- Aim of the task
Write out the entries verbatim and leave the images out of the copy.

______

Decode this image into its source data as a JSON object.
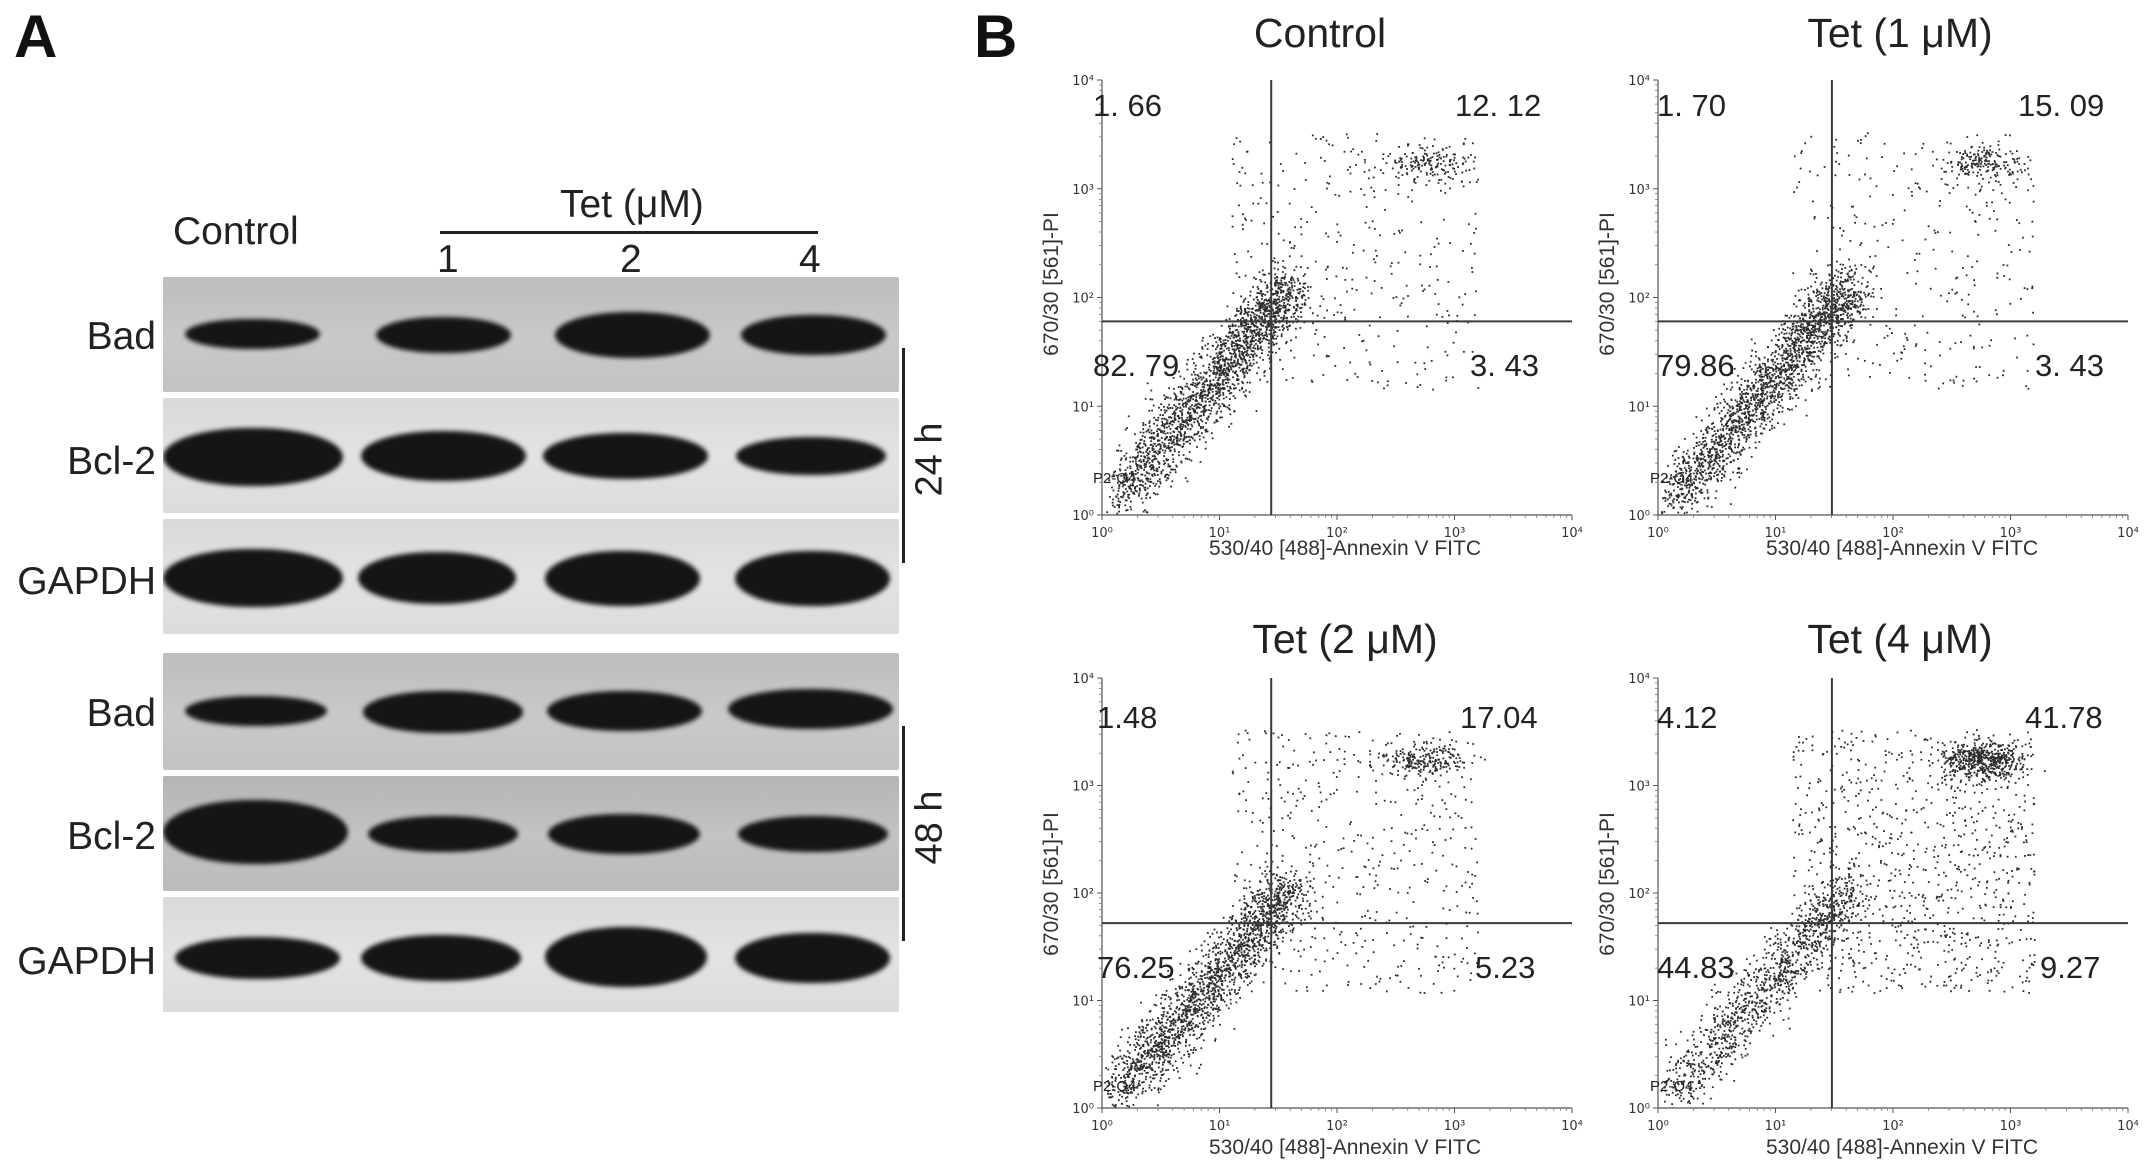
{
  "panel_a": {
    "letter": "A",
    "control_label": "Control",
    "tet_label": "Tet (μM)",
    "lanes": [
      "1",
      "2",
      "4"
    ],
    "rows": [
      {
        "label": "Bad"
      },
      {
        "label": "Bcl-2"
      },
      {
        "label": "GAPDH"
      },
      {
        "label": "Bad"
      },
      {
        "label": "Bcl-2"
      },
      {
        "label": "GAPDH"
      }
    ],
    "time_24": "24 h",
    "time_48": "48 h"
  },
  "panel_b": {
    "letter": "B",
    "x_axis_label": "530/40 [488]-Annexin V FITC",
    "y_axis_label": "670/30 [561]-PI",
    "gate_label": "P2-Q4",
    "plots": [
      {
        "title": "Control",
        "ul": "1. 66",
        "ur": "12. 12",
        "ll": "82. 79",
        "lr": "3. 43"
      },
      {
        "title": "Tet (1 μM)",
        "ul": "1. 70",
        "ur": "15. 09",
        "ll": "79.86",
        "lr": "3. 43"
      },
      {
        "title": "Tet (2 μM)",
        "ul": "1.48",
        "ur": "17.04",
        "ll": "76.25",
        "lr": "5.23"
      },
      {
        "title": "Tet (4 μM)",
        "ul": "4.12",
        "ur": "41.78",
        "ll": "44.83",
        "lr": "9.27"
      }
    ]
  }
}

______

- Task response
Decode this image into its source data as a JSON object.
{
  "panel_a": {
    "letter": "A",
    "control_label": "Control",
    "tet_label": "Tet (μM)",
    "lanes": [
      "1",
      "2",
      "4"
    ],
    "rows": [
      {
        "label": "Bad"
      },
      {
        "label": "Bcl-2"
      },
      {
        "label": "GAPDH"
      },
      {
        "label": "Bad"
      },
      {
        "label": "Bcl-2"
      },
      {
        "label": "GAPDH"
      }
    ],
    "time_24": "24 h",
    "time_48": "48 h"
  },
  "panel_b": {
    "letter": "B",
    "x_axis_label": "530/40 [488]-Annexin V FITC",
    "y_axis_label": "670/30 [561]-PI",
    "gate_label": "P2-Q4",
    "plots": [
      {
        "title": "Control",
        "ul": "1. 66",
        "ur": "12. 12",
        "ll": "82. 79",
        "lr": "3. 43"
      },
      {
        "title": "Tet (1 μM)",
        "ul": "1. 70",
        "ur": "15. 09",
        "ll": "79.86",
        "lr": "3. 43"
      },
      {
        "title": "Tet (2 μM)",
        "ul": "1.48",
        "ur": "17.04",
        "ll": "76.25",
        "lr": "5.23"
      },
      {
        "title": "Tet (4 μM)",
        "ul": "4.12",
        "ur": "41.78",
        "ll": "44.83",
        "lr": "9.27"
      }
    ]
  }
}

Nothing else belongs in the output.